[Stored dataset items]
╭──

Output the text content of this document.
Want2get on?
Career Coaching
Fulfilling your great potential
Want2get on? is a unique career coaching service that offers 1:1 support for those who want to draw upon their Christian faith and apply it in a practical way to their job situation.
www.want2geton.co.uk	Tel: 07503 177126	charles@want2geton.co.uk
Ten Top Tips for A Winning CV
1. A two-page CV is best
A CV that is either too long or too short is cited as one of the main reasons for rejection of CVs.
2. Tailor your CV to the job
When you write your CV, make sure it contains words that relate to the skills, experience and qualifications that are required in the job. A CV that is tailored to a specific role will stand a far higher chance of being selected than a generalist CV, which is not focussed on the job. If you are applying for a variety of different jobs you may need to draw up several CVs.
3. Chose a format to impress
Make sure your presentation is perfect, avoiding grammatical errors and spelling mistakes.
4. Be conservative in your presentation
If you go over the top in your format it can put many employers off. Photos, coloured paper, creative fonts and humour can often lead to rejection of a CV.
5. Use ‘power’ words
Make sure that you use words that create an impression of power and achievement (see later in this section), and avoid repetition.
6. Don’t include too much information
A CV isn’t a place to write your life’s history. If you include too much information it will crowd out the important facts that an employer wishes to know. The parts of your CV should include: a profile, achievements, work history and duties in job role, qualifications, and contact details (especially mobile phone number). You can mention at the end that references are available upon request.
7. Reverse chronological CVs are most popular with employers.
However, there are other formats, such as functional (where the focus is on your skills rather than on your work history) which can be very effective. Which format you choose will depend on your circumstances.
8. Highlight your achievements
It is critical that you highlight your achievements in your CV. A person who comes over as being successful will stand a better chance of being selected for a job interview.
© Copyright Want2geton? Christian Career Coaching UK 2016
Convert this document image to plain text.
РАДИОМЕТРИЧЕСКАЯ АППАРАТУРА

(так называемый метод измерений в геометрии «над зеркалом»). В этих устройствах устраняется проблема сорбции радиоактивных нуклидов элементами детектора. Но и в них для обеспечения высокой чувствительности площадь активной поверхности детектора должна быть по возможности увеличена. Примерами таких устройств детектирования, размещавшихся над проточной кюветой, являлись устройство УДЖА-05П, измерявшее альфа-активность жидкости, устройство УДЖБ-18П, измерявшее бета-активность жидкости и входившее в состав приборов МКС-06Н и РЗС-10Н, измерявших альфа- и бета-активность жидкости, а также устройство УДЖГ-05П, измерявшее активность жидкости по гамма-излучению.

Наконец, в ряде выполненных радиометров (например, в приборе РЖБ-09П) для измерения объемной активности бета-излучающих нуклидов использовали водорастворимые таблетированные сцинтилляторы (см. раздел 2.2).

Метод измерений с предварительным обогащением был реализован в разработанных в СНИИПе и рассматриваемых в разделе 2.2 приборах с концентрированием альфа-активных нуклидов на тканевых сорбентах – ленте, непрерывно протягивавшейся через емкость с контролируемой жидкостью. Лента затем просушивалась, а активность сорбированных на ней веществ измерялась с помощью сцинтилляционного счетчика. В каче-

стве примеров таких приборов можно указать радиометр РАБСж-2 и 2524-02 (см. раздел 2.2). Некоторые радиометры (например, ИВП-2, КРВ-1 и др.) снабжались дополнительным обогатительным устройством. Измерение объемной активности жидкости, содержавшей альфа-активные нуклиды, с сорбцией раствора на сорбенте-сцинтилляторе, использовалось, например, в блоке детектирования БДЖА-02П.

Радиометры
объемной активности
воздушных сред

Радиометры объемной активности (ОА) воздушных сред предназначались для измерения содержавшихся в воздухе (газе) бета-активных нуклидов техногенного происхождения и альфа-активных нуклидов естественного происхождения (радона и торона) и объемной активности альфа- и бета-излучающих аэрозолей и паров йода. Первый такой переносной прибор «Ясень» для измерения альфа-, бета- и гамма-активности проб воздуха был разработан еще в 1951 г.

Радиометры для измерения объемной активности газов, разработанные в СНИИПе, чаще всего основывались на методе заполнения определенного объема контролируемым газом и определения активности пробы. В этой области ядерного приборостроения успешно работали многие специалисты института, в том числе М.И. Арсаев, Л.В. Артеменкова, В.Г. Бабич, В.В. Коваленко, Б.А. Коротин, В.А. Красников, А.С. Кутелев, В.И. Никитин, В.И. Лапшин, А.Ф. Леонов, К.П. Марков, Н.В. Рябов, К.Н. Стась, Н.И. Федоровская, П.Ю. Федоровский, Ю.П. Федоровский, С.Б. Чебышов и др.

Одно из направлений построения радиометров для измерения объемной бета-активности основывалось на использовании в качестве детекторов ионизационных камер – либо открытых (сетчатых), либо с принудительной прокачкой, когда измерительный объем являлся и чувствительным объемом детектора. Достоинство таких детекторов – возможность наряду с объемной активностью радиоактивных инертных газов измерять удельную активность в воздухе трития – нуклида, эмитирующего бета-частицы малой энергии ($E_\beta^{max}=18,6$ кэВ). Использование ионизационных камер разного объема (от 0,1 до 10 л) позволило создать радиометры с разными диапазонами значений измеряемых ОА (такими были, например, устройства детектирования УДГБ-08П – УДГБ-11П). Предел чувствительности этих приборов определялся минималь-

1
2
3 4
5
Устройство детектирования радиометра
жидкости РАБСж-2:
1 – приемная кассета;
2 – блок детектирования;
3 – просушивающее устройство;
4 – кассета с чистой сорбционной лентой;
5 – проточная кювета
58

╰──

THE TASK ▸ Copy all of the data exactly.

OUTPUT ▸
Output the text content of this document.
Want2get on?
Career Coaching
Fulfilling your great potential
Want2get on? is a unique career coaching service that offers 1:1 support for those who want to draw upon their Christian faith and apply it in a practical way to their job situation.
www.want2geton.co.uk	Tel: 07503 177126	charles@want2geton.co.uk
Ten Top Tips for A Winning CV
1. A two-page CV is best
A CV that is either too long or too short is cited as one of the main reasons for rejection of CVs.
2. Tailor your CV to the job
When you write your CV, make sure it contains words that relate to the skills, experience and qualifications that are required in the job. A CV that is tailored to a specific role will stand a far higher chance of being selected than a generalist CV, which is not focussed on the job. If you are applying for a variety of different jobs you may need to draw up several CVs.
3. Chose a format to impress
Make sure your presentation is perfect, avoiding grammatical errors and spelling mistakes.
4. Be conservative in your presentation
If you go over the top in your format it can put many employers off. Photos, coloured paper, creative fonts and humour can often lead to rejection of a CV.
5. Use ‘power’ words
Make sure that you use words that create an impression of power and achievement (see later in this section), and avoid repetition.
6. Don’t include too much information
A CV isn’t a place to write your life’s history. If you include too much information it will crowd out the important facts that an employer wishes to know. The parts of your CV should include: a profile, achievements, work history and duties in job role, qualifications, and contact details (especially mobile phone number). You can mention at the end that references are available upon request.
7. Reverse chronological CVs are most popular with employers.
However, there are other formats, such as functional (where the focus is on your skills rather than on your work history) which can be very effective. Which format you choose will depend on your circumstances.
8. Highlight your achievements
It is critical that you highlight your achievements in your CV. A person who comes over as being successful will stand a better chance of being selected for a job interview.
© Copyright Want2geton? Christian Career Coaching UK 2016
Convert this document image to plain text.
РАДИОМЕТРИЧЕСКАЯ АППАРАТУРА

(так называемый метод измерений в геометрии «над зеркалом»). В этих устройствах устраняется проблема сорбции радиоактивных нуклидов элементами детектора. Но и в них для обеспечения высокой чувствительности площадь активной поверхности детектора должна быть по возможности увеличена. Примерами таких устройств детектирования, размещавшихся над проточной кюветой, являлись устройство УДЖА-05П, измерявшее альфа-активность жидкости, устройство УДЖБ-18П, измерявшее бета-активность жидкости и входившее в состав приборов МКС-06Н и РЗС-10Н, измерявших альфа- и бета-активность жидкости, а также устройство УДЖГ-05П, измерявшее активность жидкости по гамма-излучению.

Наконец, в ряде выполненных радиометров (например, в приборе РЖБ-09П) для измерения объемной активности бета-излучающих нуклидов использовали водорастворимые таблетированные сцинтилляторы (см. раздел 2.2).

Метод измерений с предварительным обогащением был реализован в разработанных в СНИИПе и рассматриваемых в разделе 2.2 приборах с концентрированием альфа-активных нуклидов на тканевых сорбентах – ленте, непрерывно протягивавшейся через емкость с контролируемой жидкостью. Лента затем просушивалась, а активность сорбированных на ней веществ измерялась с помощью сцинтилляционного счетчика. В каче-

стве примеров таких приборов можно указать радиометр РАБСж-2 и 2524-02 (см. раздел 2.2). Некоторые радиометры (например, ИВП-2, КРВ-1 и др.) снабжались дополнительным обогатительным устройством. Измерение объемной активности жидкости, содержавшей альфа-активные нуклиды, с сорбцией раствора на сорбенте-сцинтилляторе, использовалось, например, в блоке детектирования БДЖА-02П.

Радиометры
объемной активности
воздушных сред

Радиометры объемной активности (ОА) воздушных сред предназначались для измерения содержавшихся в воздухе (газе) бета-активных нуклидов техногенного происхождения и альфа-активных нуклидов естественного происхождения (радона и торона) и объемной активности альфа- и бета-излучающих аэрозолей и паров йода. Первый такой переносной прибор «Ясень» для измерения альфа-, бета- и гамма-активности проб воздуха был разработан еще в 1951 г.

Радиометры для измерения объемной активности газов, разработанные в СНИИПе, чаще всего основывались на методе заполнения определенного объема контролируемым газом и определения активности пробы. В этой области ядерного приборостроения успешно работали многие специалисты института, в том числе М.И. Арсаев, Л.В. Артеменкова, В.Г. Бабич, В.В. Коваленко, Б.А. Коротин, В.А. Красников, А.С. Кутелев, В.И. Никитин, В.И. Лапшин, А.Ф. Леонов, К.П. Марков, Н.В. Рябов, К.Н. Стась, Н.И. Федоровская, П.Ю. Федоровский, Ю.П. Федоровский, С.Б. Чебышов и др.

Одно из направлений построения радиометров для измерения объемной бета-активности основывалось на использовании в качестве детекторов ионизационных камер – либо открытых (сетчатых), либо с принудительной прокачкой, когда измерительный объем являлся и чувствительным объемом детектора. Достоинство таких детекторов – возможность наряду с объемной активностью радиоактивных инертных газов измерять удельную активность в воздухе трития – нуклида, эмитирующего бета-частицы малой энергии ($E_\beta^{max}=18,6$ кэВ). Использование ионизационных камер разного объема (от 0,1 до 10 л) позволило создать радиометры с разными диапазонами значений измеряемых ОА (такими были, например, устройства детектирования УДГБ-08П – УДГБ-11П). Предел чувствительности этих приборов определялся минималь-

1
2
3 4
5
Устройство детектирования радиометра
жидкости РАБСж-2:
1 – приемная кассета;
2 – блок детектирования;
3 – просушивающее устройство;
4 – кассета с чистой сорбционной лентой;
5 – проточная кювета
58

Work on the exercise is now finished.